__Given exercise__: Count lines holding the string "blocks" in the data that follows. Reply with one number only.

__Data for this task__:
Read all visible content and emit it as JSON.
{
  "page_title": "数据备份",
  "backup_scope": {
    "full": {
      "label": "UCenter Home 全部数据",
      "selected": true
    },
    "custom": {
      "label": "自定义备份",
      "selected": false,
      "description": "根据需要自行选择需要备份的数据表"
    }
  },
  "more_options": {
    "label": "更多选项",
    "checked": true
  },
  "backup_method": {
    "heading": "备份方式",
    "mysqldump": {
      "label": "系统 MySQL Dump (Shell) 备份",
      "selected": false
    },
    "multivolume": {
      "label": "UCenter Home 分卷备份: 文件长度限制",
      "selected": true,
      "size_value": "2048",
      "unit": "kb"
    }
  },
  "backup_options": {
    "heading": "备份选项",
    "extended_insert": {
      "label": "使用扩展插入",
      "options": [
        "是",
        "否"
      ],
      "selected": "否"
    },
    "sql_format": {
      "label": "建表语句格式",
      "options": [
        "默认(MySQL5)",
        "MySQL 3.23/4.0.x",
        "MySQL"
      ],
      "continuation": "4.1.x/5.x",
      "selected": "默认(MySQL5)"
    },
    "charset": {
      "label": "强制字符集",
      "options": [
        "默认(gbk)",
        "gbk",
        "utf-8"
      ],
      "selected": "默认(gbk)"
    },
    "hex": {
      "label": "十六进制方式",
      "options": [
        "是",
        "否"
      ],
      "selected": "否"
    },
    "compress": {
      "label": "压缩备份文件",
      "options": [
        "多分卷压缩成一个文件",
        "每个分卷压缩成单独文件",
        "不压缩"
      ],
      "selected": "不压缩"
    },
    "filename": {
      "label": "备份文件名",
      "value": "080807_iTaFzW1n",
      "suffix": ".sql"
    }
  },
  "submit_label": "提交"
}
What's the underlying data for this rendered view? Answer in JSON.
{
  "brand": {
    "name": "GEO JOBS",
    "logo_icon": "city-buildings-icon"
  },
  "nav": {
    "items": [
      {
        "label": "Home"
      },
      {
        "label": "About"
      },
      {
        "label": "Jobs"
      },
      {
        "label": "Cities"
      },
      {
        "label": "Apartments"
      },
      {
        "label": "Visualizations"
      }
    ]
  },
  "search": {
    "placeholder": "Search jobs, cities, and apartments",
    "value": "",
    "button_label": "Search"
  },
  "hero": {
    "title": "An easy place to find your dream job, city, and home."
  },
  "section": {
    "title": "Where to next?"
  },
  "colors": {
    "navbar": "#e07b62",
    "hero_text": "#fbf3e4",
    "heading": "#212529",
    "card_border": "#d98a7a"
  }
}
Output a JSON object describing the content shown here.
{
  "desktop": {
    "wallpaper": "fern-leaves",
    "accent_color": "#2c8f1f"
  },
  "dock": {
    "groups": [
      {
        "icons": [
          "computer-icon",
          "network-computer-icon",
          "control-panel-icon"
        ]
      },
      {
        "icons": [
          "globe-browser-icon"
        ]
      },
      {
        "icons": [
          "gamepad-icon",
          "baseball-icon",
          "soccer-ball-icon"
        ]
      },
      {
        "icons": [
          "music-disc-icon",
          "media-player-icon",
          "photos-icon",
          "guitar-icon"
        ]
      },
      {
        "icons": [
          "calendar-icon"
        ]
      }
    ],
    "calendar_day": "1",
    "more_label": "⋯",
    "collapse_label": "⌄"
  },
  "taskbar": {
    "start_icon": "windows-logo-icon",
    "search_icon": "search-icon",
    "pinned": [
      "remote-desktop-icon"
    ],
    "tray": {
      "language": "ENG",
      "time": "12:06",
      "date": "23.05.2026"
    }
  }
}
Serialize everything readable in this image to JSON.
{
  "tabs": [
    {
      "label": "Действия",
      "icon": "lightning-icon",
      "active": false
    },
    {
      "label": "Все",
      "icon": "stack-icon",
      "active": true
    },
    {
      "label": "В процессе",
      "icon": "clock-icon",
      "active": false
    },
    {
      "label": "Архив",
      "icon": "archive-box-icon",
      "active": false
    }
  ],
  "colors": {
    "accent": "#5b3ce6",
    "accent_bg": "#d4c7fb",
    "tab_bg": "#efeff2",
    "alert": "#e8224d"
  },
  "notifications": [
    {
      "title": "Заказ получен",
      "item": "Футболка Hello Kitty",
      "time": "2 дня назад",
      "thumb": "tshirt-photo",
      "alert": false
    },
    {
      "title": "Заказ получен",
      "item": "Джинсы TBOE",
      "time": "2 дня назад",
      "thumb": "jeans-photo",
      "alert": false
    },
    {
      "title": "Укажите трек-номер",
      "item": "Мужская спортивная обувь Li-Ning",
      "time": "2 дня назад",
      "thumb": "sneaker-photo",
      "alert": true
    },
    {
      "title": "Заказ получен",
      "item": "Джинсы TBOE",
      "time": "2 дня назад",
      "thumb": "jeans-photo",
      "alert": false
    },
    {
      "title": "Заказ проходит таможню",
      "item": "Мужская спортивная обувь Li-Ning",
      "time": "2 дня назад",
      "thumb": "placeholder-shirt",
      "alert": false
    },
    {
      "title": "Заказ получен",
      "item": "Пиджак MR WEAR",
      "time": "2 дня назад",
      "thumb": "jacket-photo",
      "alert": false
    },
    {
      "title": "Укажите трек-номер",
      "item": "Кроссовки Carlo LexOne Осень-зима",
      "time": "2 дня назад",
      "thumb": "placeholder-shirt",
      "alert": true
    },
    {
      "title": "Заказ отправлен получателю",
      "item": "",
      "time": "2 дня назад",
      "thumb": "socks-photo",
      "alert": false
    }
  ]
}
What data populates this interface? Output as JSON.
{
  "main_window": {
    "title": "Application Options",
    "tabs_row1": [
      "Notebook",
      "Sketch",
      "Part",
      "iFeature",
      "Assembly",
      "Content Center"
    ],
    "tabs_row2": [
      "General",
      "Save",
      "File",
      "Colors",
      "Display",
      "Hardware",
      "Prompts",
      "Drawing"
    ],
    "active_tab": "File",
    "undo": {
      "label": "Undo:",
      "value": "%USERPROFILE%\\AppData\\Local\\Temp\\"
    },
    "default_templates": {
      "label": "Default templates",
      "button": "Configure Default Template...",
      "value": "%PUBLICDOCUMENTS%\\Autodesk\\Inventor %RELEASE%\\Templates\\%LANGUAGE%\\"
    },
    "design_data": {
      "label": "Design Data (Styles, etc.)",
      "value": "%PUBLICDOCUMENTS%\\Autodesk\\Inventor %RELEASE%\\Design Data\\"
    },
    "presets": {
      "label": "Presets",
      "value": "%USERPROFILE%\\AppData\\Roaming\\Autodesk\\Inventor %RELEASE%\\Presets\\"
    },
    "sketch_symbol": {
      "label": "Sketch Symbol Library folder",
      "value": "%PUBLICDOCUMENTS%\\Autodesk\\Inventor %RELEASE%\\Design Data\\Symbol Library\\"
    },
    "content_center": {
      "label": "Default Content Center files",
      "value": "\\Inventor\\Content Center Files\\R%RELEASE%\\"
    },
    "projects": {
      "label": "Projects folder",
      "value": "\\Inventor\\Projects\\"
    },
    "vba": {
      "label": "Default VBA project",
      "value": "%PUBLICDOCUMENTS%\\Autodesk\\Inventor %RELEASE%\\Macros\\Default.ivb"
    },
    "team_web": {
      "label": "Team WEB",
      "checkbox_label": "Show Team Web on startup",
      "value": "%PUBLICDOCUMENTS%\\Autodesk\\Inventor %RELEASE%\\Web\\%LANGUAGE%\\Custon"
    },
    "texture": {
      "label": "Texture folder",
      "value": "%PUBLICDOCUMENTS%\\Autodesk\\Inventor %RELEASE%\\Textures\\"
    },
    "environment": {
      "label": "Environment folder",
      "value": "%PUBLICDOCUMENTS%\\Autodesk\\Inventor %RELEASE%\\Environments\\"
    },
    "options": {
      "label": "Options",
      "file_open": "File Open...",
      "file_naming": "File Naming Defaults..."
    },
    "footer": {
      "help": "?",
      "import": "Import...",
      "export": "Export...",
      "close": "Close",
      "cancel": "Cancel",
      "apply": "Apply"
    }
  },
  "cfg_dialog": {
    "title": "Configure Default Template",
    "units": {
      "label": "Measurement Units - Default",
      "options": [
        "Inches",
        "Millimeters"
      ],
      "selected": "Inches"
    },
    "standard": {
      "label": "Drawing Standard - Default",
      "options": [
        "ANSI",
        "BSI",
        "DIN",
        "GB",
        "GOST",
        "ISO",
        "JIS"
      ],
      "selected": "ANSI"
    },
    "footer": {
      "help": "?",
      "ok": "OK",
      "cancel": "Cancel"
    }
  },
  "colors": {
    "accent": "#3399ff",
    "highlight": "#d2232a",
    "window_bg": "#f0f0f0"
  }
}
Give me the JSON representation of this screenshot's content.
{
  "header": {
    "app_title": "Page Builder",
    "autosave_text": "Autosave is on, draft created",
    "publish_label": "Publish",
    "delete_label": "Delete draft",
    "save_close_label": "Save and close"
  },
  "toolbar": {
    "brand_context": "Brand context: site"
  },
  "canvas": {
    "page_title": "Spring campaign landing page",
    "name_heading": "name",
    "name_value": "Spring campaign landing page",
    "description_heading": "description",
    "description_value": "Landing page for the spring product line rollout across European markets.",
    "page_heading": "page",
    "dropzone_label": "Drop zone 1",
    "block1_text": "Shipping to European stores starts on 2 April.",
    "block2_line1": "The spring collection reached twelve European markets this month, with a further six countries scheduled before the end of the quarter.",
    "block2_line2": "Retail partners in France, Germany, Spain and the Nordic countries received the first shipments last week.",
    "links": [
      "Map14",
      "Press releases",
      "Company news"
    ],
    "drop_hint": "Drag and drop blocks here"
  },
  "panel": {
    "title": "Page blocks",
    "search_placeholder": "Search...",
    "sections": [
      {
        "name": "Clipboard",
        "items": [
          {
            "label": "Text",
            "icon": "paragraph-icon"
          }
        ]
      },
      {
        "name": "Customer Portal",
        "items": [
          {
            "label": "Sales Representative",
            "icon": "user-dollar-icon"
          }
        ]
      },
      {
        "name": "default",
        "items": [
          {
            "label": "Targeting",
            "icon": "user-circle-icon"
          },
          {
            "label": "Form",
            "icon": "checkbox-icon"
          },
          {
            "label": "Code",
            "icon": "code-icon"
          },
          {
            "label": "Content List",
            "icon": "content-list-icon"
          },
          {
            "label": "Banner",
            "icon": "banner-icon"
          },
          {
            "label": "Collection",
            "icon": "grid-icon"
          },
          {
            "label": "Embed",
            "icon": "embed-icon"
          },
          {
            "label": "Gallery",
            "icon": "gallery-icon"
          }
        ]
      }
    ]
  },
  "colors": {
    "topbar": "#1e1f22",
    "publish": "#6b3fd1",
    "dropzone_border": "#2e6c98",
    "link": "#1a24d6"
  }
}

__Finished answer__: 2